# [Selected extract]
★ ★ ★ ★

Locked out of my pc

From: CHYRON (DSMITHHFX) 5 Mar 2021 16:16
To: ALL3 of 7
Since this is a thread about pc woes real and imagined, let me regale you with the saga of my home music/webdev server ...

Last week during a warm spell (!) our building's heat was jacked up to 11, probably because some bottom floor tenants' complaints. Ambient temps in our apartment hit 30C and stayed there.

Coincidentally the server started falling over. First I thought drive fail (as predicted by S.M.A.R.T.) and swapped in another spare drive, a 500G, 7200 rpm mofo. This in a SFF office pc.

Which did not help, cpu temp was still spiking >50C, and the case was hot enough to make a raw egg feel warmish. When I later mounted the removed drive with an sata-->usb cable, that fucker could deffo fry eggs into greasy carbon in <10-minutes.

It was like sticking a propane-fired space heater inside a shoebox.

Warming to the task (so to speak), I opened up the case and blew out the dust, pulling the hsf and blowing that out for good measure. The hsf did not have dust bunnies, it had dust bricks resembling crumbly blocks of felt.

This sort of helped, it still kept falling over but over longer intervals.

I bought an ssd, not any ssd but a "WD Green," low power ssd (primarily because it supports SATA-1 which are the limits of 2005 technology).

Now we're getting somewhere, but still falling over.

★ ★ ★ ★

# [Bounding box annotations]
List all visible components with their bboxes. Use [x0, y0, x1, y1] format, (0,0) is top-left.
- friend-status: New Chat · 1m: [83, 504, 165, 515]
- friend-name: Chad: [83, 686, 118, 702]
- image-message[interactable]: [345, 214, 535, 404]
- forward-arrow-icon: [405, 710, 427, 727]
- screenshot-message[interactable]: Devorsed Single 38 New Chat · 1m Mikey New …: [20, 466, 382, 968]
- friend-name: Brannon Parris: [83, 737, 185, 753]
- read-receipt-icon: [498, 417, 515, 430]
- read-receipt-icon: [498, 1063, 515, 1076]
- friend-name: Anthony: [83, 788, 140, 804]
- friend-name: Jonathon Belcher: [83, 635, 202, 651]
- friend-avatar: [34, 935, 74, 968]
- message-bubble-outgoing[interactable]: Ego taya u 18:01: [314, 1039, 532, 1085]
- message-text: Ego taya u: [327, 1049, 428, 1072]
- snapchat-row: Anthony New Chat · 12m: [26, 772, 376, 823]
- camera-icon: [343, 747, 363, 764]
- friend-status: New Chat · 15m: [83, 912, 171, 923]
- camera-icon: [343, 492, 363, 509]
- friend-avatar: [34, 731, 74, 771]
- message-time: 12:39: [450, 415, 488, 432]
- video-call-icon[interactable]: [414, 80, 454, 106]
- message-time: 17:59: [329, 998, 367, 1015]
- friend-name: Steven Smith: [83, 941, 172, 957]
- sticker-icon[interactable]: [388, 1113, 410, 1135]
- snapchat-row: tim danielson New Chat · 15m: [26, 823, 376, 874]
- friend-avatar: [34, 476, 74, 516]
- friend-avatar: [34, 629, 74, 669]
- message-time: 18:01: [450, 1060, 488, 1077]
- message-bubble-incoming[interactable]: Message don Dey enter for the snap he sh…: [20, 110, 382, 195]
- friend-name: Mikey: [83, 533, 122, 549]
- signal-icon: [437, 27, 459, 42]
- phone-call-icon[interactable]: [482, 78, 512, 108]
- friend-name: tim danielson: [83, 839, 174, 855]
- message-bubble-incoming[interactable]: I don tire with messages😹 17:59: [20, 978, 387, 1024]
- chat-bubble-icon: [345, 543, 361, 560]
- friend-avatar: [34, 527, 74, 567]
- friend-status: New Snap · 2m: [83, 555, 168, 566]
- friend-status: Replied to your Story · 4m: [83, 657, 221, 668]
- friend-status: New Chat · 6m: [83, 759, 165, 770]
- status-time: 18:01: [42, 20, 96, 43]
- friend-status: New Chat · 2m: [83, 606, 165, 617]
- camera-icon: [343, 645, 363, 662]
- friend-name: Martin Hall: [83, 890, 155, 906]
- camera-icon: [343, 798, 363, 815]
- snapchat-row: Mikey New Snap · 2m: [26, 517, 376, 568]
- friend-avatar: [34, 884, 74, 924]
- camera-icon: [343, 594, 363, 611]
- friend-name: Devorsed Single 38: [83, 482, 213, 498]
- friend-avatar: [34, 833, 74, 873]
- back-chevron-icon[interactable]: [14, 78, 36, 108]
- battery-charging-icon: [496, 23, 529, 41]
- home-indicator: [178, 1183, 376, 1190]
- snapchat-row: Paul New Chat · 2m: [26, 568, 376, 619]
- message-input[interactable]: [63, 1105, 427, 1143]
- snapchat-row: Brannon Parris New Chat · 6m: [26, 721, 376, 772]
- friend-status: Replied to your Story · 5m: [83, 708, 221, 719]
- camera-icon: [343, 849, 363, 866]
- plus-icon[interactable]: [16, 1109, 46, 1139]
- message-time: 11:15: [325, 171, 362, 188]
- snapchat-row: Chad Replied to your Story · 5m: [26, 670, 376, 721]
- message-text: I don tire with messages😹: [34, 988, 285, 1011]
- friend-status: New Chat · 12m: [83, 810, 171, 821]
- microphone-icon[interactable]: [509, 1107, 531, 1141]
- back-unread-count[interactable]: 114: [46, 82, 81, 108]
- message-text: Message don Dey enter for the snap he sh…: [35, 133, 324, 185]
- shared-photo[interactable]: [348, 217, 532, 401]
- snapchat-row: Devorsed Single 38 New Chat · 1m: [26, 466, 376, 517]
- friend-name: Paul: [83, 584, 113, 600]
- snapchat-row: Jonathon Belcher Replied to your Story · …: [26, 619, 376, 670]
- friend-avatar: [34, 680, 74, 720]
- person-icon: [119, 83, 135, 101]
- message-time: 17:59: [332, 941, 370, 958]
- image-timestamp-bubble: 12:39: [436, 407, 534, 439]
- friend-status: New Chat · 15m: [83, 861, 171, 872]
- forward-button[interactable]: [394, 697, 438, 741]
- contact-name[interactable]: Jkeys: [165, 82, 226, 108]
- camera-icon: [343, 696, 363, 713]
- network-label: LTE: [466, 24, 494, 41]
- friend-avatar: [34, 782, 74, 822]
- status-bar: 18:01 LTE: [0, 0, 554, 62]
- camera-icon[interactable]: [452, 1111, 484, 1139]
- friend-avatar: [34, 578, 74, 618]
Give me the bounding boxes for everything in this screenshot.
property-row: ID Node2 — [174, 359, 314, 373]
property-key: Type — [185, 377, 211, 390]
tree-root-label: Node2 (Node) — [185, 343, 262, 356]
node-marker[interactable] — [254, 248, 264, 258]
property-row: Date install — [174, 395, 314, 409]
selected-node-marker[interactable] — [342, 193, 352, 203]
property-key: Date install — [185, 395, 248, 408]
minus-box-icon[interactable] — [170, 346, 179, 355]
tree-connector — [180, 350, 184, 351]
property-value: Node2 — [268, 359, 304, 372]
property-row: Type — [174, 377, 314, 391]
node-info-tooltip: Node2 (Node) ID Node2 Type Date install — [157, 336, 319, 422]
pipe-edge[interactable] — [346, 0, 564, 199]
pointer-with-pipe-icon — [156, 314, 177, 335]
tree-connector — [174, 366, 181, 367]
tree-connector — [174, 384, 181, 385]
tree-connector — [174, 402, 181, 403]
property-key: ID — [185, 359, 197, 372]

★ ★ ★ ★

# [Given task 1]
Answer these about the post on the overheating server:
(a) What ambient temperature did the apartment reach?
(b) What size was the spare drive that was swapped in?
(c) What kind of SSD was bought?
# [Given task 2]
Repeat the part of the post on the overheating server between "Last week during" and "and stayed there.", inclusive.

# [Correct response 1]
(a) 30C
(b) 500G
(c) A "WD Green," low power SSD

# [Correct response 2]
Last week during a warm spell (!) our building's heat was jacked up to 11, probably because some bottom floor tenants' complaints. Ambient temps in our apartment hit 30C and stayed there.